→ What is being asked
Lines containing the word "Коваль" are the ones to copy from the records below.

→ Dataset extract
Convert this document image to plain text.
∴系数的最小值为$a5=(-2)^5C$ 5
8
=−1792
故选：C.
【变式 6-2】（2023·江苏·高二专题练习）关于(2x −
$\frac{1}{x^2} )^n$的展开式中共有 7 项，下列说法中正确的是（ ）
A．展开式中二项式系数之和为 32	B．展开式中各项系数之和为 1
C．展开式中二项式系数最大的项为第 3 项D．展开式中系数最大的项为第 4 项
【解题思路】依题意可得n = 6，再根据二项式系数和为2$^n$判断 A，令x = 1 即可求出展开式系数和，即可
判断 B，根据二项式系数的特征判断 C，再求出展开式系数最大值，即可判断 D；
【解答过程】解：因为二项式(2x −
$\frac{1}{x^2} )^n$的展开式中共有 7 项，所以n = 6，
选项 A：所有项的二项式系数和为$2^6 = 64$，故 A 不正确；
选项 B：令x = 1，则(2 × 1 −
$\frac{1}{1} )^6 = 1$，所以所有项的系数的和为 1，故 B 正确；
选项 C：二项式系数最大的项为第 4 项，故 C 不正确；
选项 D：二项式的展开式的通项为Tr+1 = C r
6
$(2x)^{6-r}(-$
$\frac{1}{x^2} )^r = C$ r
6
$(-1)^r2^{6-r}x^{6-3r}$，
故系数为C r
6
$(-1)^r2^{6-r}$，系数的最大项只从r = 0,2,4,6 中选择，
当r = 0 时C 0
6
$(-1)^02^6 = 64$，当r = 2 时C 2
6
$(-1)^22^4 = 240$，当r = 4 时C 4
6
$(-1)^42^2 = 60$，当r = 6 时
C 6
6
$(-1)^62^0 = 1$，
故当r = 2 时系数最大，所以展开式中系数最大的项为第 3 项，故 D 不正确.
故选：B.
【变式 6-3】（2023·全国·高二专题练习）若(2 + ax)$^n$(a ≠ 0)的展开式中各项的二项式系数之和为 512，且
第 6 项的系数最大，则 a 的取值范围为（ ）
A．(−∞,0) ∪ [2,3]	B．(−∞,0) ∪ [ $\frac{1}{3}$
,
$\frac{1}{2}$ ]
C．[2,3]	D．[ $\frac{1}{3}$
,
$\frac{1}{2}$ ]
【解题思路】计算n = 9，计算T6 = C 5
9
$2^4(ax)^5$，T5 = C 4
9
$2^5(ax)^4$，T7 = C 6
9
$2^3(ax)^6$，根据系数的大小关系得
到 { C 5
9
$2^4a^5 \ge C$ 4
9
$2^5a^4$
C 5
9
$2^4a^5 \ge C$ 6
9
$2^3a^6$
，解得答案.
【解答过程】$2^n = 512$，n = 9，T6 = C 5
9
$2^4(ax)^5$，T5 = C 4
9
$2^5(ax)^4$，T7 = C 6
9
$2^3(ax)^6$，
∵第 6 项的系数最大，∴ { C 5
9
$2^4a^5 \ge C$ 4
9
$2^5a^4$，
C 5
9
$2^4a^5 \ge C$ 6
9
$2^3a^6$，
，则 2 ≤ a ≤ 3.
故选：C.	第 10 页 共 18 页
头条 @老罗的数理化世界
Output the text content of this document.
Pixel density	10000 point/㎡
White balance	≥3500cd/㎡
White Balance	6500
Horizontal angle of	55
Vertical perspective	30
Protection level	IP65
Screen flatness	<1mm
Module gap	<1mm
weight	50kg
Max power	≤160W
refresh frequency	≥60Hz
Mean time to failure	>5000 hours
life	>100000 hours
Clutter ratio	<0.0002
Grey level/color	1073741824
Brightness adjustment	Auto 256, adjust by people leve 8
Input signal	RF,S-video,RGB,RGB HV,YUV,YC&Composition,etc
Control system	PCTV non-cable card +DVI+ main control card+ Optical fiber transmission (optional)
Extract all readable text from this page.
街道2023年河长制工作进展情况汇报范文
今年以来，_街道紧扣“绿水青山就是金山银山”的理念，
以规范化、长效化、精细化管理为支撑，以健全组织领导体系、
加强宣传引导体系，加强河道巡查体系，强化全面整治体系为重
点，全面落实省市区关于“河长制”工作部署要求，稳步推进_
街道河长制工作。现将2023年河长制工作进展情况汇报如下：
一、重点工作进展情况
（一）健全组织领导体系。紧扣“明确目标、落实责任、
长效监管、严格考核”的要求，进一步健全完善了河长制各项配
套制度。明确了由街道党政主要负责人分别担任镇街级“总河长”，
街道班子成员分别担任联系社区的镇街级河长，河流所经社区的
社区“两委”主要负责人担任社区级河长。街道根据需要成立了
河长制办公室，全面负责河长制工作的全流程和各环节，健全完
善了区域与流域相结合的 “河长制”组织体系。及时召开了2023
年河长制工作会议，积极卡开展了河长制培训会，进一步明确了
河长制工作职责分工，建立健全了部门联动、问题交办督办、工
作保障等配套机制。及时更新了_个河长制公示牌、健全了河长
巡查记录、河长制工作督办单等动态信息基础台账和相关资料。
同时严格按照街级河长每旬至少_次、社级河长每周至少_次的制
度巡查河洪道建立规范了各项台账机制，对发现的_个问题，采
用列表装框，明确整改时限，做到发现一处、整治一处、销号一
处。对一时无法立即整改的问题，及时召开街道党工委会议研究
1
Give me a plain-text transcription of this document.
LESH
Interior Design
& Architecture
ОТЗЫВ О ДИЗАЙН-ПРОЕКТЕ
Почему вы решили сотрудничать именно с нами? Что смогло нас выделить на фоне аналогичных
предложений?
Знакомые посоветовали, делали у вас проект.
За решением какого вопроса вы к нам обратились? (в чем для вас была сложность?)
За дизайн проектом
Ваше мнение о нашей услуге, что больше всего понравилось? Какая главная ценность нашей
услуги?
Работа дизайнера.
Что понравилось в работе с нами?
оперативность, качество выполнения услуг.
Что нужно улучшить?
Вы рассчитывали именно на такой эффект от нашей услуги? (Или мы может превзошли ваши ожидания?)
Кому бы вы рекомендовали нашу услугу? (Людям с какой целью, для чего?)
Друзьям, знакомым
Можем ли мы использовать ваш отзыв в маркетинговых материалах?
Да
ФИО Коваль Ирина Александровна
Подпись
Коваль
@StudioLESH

→ Reply
ФИО Коваль Ирина Александровна
Коваль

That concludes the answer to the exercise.